▶ [Stated task]
Look through the data below. Show each line where the string "вопросы" occurs.

▶ [Stored records]
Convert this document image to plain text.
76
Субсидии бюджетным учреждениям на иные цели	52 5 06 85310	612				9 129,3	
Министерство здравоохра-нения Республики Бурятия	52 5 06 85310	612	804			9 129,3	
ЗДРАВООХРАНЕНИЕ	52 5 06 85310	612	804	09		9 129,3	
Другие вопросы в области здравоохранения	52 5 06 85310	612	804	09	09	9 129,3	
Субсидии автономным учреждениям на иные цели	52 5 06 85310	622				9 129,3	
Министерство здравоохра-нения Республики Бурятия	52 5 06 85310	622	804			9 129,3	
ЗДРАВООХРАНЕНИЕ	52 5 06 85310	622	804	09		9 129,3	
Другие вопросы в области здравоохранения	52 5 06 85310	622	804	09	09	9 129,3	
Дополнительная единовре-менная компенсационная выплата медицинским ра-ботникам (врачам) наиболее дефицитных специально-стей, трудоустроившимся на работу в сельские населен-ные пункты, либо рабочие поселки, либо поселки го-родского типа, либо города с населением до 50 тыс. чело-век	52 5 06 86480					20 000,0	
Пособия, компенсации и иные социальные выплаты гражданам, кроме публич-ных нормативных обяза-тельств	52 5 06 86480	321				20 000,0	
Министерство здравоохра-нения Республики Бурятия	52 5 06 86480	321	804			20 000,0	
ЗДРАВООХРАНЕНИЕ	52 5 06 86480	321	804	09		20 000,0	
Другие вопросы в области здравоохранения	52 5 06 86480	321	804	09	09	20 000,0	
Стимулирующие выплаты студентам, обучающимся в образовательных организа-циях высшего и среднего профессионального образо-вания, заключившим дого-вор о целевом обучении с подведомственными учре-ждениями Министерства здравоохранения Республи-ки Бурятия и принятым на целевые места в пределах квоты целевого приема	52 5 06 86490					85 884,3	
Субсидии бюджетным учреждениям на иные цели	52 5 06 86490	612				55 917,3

▶ [Task solution]
Другие вопросы в области здравоохранения	52 5 06 85310	612	804	09	09	9 129,3	
Другие вопросы в области здравоохранения	52 5 06 85310	622	804	09	09	9 129,3	
Другие вопросы в области здравоохранения	52 5 06 86480	321	804	09	09	20 000,0	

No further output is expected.